— BEGIN PROVIDED DATA —
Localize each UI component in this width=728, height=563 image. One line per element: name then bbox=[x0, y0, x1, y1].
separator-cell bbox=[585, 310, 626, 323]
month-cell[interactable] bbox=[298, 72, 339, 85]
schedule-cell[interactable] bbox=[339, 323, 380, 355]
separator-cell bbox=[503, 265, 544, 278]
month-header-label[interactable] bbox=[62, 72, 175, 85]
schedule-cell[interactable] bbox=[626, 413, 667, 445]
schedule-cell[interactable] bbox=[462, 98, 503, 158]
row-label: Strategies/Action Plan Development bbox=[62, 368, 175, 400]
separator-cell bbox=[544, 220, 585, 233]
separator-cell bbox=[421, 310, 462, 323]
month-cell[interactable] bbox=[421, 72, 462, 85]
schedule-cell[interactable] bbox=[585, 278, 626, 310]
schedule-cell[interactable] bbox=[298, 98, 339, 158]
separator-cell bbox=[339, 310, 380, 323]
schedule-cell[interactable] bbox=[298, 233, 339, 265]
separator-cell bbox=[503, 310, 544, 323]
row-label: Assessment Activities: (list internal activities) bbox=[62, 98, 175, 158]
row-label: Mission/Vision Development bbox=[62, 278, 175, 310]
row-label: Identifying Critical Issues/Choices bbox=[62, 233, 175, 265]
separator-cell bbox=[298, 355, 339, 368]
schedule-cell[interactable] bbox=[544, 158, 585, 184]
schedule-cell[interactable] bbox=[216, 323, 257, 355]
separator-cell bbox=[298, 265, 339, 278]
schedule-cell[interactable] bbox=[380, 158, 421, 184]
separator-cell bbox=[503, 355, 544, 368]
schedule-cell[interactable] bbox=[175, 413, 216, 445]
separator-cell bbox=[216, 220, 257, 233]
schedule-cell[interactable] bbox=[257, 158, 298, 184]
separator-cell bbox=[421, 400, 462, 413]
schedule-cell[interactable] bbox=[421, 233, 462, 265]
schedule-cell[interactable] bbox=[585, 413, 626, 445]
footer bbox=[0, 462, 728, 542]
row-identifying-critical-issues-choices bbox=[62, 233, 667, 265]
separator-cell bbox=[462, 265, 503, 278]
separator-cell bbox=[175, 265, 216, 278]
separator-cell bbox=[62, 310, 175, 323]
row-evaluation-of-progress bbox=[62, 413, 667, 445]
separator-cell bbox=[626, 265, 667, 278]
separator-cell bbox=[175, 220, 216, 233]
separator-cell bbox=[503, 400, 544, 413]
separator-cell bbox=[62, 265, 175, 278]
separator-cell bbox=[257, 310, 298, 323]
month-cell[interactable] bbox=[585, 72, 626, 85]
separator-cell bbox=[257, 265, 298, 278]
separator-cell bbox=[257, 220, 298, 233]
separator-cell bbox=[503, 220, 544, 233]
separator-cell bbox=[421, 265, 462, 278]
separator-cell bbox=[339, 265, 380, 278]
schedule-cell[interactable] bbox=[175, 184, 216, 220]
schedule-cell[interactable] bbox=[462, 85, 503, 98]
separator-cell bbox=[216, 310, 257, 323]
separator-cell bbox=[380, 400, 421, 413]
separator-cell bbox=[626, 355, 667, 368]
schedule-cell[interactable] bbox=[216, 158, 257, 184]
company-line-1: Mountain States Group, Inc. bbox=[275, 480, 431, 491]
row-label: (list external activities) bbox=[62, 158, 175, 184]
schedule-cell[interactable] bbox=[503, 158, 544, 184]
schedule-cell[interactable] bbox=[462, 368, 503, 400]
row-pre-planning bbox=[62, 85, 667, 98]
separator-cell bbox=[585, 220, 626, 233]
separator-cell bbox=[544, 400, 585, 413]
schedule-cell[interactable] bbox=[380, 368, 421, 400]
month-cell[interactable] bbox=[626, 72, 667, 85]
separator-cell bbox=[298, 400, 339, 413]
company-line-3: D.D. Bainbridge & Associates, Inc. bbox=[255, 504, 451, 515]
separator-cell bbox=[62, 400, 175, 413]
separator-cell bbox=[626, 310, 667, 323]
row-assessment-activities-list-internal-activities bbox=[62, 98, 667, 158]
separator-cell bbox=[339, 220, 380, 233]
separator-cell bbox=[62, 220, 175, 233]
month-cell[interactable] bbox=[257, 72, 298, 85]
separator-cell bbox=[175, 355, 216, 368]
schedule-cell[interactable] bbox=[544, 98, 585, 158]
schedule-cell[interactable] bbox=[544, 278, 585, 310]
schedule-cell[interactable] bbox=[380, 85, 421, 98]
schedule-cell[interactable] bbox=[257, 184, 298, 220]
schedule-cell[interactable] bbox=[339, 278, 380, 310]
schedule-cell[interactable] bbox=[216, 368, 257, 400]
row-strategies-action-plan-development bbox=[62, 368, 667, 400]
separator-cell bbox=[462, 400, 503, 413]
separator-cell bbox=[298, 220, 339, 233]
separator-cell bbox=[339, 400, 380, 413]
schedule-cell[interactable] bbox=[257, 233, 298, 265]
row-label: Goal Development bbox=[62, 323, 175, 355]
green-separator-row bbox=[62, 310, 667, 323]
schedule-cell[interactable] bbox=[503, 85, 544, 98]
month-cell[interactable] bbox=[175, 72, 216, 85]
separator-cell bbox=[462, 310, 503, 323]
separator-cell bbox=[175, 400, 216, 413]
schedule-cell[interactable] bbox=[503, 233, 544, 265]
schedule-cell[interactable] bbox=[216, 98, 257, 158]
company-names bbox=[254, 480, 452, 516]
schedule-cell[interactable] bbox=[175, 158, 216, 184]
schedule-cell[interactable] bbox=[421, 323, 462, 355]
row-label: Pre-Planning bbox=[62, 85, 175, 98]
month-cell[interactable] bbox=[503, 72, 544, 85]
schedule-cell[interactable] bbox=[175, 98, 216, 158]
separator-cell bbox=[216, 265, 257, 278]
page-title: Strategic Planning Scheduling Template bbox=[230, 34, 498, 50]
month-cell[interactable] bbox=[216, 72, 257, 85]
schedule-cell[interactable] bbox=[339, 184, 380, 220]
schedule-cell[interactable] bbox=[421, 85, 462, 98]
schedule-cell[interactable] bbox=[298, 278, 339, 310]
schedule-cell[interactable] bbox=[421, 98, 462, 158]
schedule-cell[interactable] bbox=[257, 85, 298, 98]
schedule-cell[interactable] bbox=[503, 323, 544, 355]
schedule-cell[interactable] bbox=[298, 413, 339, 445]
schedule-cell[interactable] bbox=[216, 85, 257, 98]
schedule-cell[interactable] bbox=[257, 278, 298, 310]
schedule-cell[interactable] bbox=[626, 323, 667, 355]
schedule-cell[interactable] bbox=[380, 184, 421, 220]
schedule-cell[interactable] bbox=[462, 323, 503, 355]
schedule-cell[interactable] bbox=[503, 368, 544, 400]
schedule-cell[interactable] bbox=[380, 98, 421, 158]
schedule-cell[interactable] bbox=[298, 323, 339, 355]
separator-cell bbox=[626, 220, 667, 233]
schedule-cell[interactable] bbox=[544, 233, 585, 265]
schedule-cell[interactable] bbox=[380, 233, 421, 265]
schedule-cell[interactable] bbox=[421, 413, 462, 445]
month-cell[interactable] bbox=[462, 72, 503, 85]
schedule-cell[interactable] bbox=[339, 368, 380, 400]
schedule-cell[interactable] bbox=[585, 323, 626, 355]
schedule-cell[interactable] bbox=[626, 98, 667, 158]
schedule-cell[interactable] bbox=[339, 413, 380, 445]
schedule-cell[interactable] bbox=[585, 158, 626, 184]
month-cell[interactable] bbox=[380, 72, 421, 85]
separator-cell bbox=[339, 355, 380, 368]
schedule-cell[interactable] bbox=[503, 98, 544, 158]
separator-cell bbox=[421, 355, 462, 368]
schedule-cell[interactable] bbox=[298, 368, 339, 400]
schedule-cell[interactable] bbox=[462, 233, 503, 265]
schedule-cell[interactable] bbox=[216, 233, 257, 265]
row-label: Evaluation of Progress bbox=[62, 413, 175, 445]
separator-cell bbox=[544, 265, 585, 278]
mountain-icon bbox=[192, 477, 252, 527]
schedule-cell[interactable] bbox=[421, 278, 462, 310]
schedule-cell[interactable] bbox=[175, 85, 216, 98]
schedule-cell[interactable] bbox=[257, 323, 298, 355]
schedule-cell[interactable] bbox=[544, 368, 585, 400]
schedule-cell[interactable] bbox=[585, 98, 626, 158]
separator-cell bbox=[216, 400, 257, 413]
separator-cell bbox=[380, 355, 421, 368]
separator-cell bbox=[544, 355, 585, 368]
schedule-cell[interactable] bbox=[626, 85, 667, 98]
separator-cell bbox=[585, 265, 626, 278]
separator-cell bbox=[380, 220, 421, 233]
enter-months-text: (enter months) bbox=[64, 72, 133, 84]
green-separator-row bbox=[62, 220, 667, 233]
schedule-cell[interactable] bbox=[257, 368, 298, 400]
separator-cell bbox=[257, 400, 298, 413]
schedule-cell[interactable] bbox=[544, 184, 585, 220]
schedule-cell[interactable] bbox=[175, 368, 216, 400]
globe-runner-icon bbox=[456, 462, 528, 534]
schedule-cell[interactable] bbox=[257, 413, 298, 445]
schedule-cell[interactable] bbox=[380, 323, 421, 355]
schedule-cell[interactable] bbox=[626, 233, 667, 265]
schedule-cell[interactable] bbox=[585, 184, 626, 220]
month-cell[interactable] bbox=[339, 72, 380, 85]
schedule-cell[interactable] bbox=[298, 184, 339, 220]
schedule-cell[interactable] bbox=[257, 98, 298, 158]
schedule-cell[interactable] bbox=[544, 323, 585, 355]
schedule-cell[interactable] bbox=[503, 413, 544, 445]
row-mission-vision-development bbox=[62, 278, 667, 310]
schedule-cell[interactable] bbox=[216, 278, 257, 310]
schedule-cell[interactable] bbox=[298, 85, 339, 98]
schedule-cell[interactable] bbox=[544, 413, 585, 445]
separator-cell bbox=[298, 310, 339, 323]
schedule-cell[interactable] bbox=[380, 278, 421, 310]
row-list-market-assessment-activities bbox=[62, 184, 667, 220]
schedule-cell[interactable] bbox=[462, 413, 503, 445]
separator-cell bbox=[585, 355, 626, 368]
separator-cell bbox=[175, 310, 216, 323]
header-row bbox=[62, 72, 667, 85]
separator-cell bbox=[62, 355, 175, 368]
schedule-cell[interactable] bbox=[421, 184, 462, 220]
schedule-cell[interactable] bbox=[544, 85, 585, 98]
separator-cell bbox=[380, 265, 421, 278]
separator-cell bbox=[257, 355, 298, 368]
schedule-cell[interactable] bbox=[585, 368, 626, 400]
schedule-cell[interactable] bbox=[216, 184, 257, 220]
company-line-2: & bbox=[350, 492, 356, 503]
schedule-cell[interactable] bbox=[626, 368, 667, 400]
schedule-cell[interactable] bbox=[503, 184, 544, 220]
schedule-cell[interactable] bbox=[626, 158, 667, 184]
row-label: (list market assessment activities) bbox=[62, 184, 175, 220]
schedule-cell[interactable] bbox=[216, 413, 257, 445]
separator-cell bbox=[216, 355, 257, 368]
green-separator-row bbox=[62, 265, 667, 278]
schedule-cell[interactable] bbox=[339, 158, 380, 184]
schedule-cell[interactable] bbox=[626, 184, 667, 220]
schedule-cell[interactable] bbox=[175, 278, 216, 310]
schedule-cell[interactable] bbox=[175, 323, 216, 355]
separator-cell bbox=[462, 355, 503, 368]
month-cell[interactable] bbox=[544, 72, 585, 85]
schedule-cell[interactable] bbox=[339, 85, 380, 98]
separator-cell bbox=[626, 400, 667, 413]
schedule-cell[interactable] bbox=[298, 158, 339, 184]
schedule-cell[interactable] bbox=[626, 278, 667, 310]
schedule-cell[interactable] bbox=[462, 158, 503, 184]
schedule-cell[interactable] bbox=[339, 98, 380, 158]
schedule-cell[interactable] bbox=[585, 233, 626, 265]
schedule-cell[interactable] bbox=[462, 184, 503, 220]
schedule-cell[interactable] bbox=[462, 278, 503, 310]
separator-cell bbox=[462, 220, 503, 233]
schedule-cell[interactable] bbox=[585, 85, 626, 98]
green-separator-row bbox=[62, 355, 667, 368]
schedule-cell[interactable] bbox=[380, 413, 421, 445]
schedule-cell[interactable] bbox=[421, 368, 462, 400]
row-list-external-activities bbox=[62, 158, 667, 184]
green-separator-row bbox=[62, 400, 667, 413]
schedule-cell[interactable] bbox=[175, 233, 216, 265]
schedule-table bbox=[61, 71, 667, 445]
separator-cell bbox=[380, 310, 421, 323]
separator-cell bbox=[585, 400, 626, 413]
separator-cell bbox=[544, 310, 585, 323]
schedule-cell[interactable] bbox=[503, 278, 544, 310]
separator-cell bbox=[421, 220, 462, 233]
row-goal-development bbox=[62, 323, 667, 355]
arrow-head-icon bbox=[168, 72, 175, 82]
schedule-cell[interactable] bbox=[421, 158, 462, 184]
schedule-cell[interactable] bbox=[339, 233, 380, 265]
— END PROVIDED DATA —
AIM :: How many lines in the data above contain the string "list"? Reply with the number alone.

OUTPUT FOR THIS TASK :: 6